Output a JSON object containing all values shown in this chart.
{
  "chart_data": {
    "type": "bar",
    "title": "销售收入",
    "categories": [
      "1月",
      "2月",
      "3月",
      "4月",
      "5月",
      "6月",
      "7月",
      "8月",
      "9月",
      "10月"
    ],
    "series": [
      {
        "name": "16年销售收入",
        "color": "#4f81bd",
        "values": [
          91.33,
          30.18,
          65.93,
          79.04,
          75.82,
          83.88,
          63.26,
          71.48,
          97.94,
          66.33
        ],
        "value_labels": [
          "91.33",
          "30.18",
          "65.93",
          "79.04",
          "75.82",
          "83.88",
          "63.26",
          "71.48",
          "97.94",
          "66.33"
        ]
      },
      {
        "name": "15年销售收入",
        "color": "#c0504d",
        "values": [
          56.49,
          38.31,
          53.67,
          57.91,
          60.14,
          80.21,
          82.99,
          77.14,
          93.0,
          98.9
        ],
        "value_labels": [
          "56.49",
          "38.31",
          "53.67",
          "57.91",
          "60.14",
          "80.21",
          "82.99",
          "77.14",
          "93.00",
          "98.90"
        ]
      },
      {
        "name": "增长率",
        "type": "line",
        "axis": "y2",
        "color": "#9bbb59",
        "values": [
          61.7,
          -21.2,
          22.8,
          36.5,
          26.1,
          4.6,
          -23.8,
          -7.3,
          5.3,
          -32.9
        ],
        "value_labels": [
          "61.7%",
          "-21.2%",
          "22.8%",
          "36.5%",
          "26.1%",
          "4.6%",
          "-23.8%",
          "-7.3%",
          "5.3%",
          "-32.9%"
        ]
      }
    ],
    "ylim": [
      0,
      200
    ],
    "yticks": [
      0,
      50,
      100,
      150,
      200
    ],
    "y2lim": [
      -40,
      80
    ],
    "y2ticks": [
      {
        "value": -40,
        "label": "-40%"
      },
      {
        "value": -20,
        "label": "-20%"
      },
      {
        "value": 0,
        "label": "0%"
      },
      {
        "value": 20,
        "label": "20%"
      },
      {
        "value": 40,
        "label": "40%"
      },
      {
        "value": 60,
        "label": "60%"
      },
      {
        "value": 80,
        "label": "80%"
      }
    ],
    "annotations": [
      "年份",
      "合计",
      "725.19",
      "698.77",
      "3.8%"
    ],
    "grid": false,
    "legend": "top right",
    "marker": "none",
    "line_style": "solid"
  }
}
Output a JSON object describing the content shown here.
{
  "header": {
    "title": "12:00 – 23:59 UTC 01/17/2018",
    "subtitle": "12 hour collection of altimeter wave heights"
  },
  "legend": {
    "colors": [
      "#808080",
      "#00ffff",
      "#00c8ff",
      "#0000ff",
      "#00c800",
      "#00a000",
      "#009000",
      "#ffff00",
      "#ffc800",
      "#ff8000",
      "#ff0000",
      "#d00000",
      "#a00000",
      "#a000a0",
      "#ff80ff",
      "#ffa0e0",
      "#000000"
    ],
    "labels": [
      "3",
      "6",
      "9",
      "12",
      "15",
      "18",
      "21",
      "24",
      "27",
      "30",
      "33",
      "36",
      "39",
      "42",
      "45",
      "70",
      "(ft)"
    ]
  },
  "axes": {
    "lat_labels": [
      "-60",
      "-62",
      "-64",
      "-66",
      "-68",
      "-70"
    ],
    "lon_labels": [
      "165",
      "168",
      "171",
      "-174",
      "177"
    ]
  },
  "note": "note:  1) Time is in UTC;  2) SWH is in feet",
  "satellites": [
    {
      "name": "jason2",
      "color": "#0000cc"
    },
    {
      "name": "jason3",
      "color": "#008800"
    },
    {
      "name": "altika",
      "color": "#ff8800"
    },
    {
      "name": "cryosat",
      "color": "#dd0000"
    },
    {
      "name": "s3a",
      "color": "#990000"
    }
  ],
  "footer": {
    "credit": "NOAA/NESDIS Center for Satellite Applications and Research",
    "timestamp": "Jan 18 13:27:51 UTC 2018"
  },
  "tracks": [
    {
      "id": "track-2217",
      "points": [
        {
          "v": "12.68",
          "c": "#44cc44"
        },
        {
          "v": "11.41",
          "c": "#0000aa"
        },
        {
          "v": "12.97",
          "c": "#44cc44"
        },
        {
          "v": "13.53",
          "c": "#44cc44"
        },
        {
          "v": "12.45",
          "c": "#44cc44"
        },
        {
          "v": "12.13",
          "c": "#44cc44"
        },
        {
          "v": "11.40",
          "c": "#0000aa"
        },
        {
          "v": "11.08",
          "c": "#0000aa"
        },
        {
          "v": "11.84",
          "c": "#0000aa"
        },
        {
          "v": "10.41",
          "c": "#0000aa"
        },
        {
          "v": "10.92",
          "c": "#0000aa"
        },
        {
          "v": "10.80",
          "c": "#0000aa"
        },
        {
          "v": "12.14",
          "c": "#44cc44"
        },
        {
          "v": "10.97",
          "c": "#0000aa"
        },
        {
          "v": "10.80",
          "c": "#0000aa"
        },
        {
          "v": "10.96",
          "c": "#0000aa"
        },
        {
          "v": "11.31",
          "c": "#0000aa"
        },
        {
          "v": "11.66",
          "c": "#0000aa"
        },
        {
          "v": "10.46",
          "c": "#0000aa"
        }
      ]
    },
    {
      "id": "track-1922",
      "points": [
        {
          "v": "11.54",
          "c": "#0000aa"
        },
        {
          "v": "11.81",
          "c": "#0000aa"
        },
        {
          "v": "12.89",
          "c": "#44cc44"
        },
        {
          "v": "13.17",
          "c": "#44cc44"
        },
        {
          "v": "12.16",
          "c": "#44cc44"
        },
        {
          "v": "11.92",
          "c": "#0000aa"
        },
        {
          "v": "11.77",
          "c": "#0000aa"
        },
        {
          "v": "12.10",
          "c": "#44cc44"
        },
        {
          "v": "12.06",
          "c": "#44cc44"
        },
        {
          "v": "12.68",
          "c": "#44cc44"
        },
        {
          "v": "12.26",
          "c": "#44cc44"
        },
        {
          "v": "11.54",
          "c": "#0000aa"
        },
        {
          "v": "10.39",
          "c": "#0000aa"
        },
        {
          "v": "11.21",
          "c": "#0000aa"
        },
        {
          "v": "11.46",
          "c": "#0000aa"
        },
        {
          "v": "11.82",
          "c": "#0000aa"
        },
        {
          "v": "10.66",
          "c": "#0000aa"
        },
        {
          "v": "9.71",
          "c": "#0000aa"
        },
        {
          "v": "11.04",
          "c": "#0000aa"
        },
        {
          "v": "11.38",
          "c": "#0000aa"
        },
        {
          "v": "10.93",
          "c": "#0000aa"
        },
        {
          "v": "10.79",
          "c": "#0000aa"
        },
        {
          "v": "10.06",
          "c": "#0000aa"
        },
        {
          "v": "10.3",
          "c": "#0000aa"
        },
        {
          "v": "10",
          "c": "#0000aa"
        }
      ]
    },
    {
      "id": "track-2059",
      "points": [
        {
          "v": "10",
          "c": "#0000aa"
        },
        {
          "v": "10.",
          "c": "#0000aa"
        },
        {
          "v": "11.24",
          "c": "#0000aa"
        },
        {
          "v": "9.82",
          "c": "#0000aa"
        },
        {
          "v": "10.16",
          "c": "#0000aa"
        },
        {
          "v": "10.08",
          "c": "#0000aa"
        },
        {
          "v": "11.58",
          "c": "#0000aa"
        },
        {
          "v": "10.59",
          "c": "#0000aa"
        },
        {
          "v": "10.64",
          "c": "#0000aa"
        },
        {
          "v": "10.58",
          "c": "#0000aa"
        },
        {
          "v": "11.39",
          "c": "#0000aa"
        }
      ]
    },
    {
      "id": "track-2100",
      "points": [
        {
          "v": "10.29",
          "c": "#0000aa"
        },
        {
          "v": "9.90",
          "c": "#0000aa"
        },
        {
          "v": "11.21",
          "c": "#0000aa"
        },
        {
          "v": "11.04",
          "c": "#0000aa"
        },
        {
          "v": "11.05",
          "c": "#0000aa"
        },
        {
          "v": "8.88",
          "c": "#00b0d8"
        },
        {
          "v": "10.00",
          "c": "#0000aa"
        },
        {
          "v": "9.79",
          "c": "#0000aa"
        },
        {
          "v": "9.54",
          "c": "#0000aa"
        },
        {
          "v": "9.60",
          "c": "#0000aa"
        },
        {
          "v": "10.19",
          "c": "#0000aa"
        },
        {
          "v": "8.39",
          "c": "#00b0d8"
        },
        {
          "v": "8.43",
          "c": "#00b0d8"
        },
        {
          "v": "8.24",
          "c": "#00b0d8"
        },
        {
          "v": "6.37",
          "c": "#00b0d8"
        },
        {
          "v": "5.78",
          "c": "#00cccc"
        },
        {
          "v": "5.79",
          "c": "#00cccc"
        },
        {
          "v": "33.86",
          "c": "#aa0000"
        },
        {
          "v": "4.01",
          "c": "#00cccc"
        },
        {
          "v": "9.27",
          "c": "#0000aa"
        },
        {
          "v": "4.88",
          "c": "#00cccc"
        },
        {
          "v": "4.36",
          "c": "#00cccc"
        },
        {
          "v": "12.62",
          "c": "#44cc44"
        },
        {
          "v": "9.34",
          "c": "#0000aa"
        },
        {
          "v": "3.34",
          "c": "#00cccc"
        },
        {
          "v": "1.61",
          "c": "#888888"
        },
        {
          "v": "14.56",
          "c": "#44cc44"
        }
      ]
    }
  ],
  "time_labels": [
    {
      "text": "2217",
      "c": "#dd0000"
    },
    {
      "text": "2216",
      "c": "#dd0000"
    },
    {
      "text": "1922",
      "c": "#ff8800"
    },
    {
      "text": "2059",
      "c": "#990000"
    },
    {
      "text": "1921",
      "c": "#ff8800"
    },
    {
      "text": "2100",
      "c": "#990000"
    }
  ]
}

******

_PROBLEM TO WORK ON_
From the entries above, copy every line containing the word "shown".

_FINISHED ANSWER_
Output a JSON object containing all values shown in this chart.
Output a JSON object describing the content shown here.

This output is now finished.